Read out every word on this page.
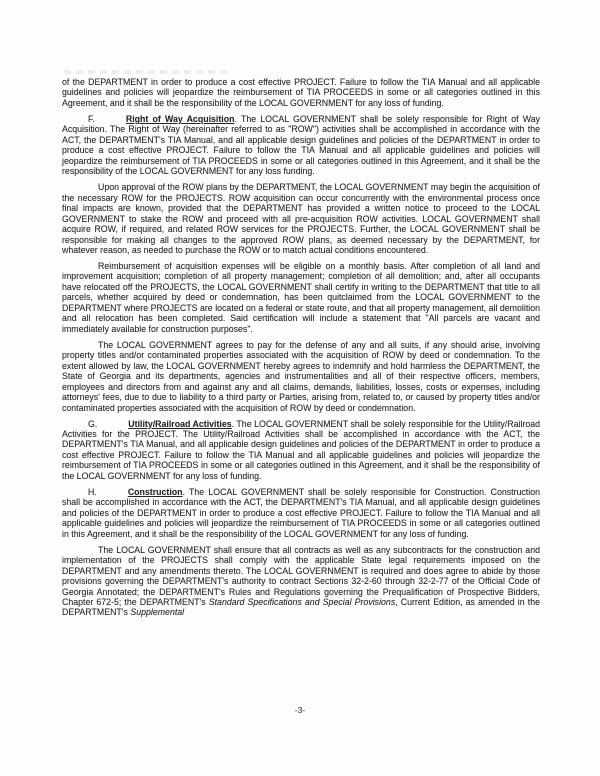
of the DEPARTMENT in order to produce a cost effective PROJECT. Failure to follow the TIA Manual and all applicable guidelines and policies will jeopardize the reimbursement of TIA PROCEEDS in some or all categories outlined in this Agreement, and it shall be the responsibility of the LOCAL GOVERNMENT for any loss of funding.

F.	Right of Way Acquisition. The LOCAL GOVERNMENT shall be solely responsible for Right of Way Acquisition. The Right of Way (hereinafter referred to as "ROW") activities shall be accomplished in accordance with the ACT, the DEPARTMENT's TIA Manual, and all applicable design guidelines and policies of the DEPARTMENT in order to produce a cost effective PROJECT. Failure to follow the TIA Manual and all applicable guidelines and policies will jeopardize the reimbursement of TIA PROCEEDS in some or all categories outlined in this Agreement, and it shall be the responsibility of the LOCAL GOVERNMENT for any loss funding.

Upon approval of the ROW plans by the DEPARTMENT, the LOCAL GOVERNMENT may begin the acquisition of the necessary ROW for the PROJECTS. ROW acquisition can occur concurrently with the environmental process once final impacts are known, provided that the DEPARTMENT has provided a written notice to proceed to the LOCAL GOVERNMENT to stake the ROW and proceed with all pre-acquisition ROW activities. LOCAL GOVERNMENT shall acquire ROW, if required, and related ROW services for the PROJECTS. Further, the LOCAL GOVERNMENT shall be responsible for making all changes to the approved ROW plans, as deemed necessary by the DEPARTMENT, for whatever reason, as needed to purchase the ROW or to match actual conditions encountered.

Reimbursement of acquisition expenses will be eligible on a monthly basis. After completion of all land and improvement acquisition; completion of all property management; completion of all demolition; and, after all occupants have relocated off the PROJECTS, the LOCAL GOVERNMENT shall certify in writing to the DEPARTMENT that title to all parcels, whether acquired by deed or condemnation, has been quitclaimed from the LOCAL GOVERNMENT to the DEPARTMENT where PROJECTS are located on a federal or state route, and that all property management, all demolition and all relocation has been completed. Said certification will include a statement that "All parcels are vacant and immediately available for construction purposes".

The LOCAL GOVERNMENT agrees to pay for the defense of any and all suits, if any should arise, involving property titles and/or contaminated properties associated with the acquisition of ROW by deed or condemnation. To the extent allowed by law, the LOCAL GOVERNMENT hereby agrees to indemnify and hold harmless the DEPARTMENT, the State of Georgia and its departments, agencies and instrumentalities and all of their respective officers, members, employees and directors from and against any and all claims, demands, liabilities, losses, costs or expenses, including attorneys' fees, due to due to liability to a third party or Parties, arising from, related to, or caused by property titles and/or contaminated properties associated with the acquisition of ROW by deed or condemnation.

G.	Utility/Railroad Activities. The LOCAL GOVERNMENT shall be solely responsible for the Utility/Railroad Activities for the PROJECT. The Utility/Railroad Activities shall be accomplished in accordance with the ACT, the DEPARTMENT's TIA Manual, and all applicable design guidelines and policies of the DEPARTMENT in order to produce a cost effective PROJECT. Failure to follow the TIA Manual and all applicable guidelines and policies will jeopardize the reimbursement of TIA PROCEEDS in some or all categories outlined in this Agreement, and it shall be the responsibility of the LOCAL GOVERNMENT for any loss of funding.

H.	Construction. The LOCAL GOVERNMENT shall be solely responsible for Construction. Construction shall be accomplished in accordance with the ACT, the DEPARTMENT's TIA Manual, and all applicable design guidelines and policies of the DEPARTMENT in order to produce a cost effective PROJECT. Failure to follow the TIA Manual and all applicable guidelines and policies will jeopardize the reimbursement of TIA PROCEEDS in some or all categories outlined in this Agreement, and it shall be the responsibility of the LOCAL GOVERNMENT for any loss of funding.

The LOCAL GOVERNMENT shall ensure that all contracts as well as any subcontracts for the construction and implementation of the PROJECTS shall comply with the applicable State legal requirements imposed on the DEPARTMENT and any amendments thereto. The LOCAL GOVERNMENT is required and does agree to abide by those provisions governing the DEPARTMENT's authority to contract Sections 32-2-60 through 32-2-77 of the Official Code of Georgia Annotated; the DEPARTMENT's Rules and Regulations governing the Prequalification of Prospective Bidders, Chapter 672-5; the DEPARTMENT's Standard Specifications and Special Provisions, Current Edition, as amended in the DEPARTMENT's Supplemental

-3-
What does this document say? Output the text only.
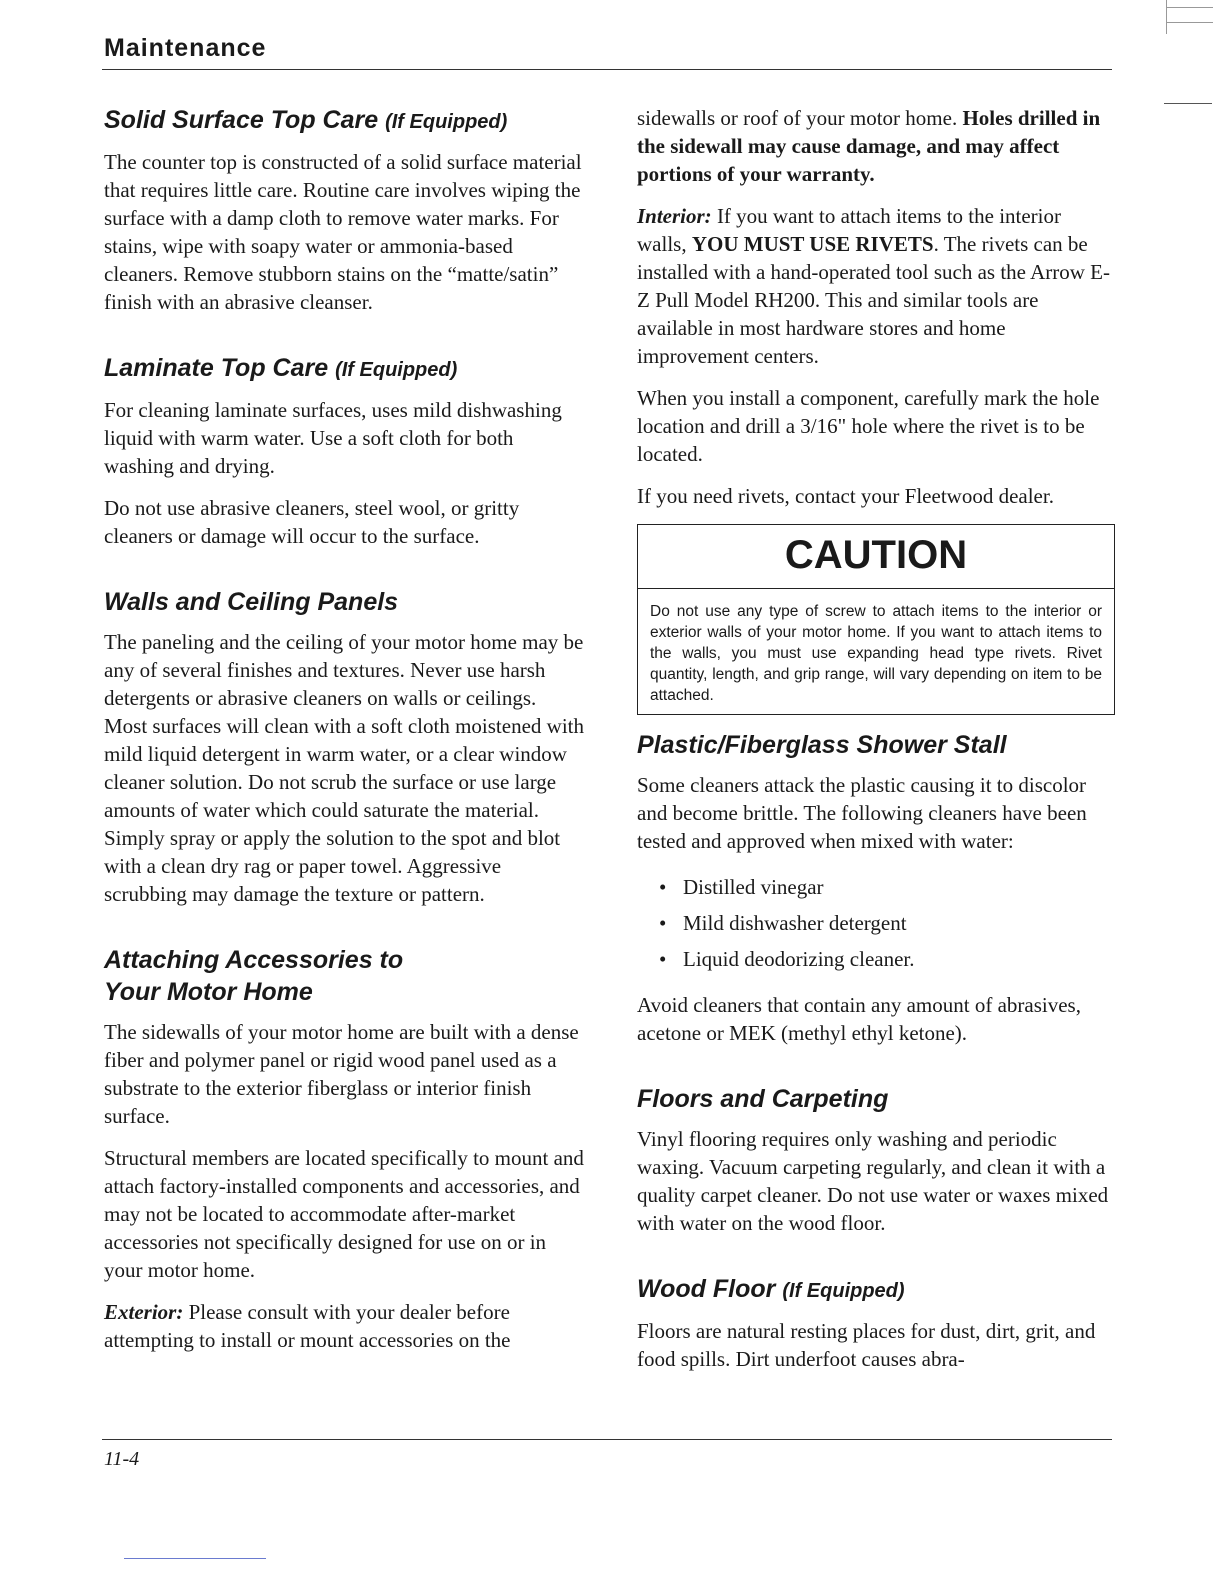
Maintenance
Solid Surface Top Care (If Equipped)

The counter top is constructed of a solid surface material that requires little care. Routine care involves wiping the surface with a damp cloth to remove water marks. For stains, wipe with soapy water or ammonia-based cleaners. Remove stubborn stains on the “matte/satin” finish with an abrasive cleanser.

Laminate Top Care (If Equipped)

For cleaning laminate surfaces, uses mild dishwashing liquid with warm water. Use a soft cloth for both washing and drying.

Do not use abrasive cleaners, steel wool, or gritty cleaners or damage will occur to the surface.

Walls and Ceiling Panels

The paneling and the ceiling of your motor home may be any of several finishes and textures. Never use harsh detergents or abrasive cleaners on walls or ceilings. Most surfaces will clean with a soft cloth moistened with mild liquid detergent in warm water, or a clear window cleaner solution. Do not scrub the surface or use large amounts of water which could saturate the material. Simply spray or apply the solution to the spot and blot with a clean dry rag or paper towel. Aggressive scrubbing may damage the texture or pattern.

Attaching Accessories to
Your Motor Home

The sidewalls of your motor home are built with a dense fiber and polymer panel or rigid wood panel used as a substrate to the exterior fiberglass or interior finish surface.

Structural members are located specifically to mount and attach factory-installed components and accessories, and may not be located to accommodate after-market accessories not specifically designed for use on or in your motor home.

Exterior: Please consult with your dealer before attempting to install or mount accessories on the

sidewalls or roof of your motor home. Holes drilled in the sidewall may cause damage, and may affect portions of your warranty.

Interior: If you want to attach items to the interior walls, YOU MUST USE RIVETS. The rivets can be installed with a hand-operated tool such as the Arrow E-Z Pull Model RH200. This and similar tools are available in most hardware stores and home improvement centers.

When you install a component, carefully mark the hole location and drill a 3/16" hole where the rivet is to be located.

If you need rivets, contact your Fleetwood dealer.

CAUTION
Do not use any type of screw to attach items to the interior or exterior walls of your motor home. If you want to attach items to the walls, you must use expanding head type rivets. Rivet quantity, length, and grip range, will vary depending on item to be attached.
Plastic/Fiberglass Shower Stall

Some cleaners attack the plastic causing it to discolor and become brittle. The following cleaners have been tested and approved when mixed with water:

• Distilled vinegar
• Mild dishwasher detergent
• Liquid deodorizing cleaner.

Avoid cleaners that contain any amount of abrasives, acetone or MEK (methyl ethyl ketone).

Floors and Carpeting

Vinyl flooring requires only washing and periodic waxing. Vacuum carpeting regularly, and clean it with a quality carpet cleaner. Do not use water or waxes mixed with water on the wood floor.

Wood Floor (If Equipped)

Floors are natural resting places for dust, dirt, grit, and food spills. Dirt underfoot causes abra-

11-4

·····

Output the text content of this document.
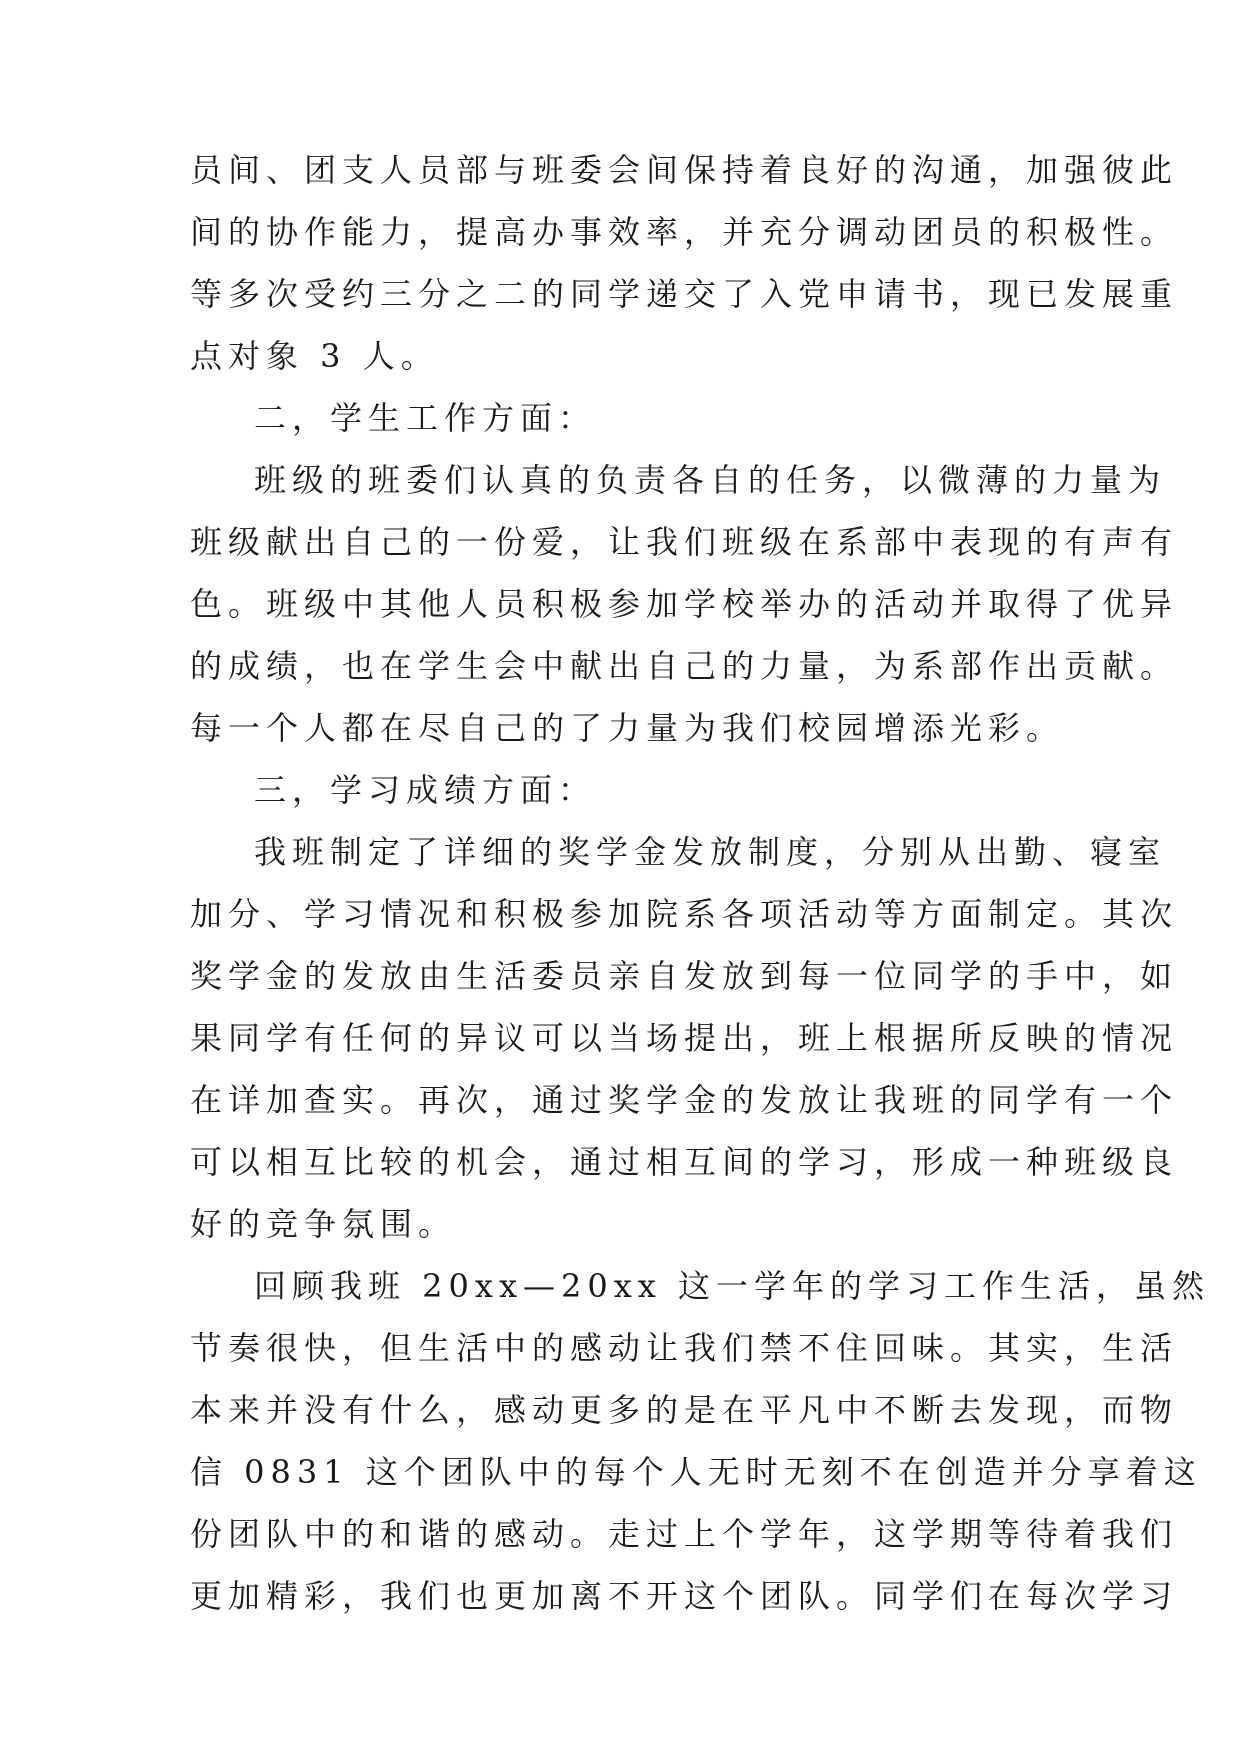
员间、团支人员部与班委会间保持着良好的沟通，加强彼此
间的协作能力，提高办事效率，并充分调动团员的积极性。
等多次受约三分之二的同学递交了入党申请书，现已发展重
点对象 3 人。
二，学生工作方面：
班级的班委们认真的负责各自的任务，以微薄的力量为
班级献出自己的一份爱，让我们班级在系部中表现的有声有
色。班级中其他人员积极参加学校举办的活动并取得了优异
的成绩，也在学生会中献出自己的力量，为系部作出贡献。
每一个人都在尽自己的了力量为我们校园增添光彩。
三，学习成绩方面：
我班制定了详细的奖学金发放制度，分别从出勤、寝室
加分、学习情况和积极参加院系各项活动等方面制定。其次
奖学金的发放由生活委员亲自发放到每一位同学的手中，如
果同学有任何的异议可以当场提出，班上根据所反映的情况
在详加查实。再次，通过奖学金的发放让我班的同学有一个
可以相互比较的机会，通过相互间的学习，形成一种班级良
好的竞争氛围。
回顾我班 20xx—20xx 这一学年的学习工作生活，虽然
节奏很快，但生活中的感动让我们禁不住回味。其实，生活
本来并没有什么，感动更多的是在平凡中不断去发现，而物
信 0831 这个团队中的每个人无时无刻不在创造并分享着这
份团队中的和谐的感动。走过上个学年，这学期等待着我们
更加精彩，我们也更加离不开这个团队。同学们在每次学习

·····

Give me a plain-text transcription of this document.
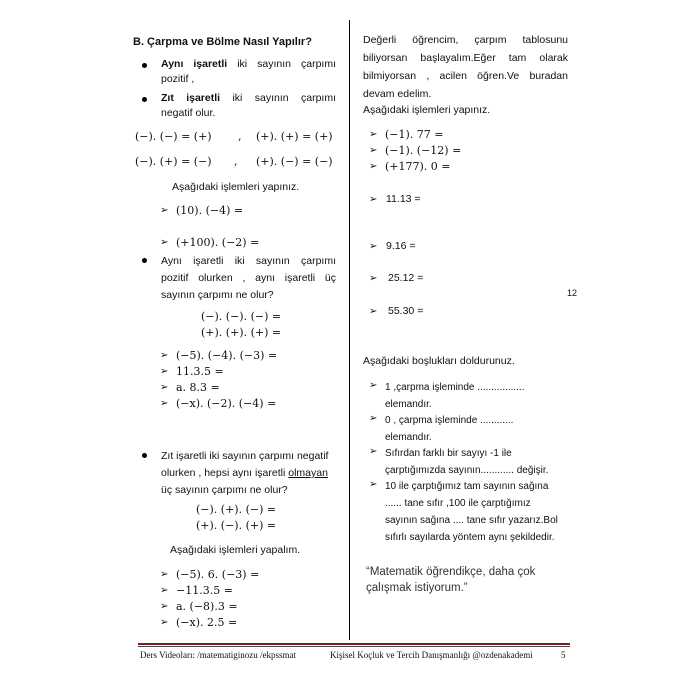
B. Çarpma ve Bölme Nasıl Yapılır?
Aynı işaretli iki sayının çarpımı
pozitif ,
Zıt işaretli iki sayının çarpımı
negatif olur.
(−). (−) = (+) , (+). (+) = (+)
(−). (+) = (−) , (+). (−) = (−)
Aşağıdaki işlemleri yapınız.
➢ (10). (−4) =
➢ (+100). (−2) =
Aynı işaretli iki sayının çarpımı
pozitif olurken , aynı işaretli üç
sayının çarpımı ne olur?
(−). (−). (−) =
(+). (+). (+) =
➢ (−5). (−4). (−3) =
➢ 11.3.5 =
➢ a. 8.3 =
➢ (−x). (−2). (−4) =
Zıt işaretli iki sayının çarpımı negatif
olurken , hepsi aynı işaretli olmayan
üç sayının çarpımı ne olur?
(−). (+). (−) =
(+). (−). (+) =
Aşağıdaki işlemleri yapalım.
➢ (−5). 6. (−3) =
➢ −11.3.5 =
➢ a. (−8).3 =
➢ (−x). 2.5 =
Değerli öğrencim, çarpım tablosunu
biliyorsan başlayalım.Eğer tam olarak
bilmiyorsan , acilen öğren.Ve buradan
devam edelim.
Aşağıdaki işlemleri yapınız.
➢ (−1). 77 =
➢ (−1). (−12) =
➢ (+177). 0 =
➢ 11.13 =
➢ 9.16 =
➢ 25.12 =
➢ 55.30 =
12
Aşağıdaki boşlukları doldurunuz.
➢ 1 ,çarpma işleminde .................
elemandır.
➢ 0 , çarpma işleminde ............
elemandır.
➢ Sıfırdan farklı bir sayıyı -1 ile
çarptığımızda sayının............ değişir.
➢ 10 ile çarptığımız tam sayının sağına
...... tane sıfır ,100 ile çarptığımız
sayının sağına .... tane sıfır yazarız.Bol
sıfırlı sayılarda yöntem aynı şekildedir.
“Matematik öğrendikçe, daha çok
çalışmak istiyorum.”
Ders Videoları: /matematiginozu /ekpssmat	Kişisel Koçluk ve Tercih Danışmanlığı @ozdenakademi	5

·····

All lines that include "Floors" are to be gathered and copied.

Floors and Carpeting
Floors are natural resting places for dust, dirt, grit, and food spills. Dirt underfoot causes abra-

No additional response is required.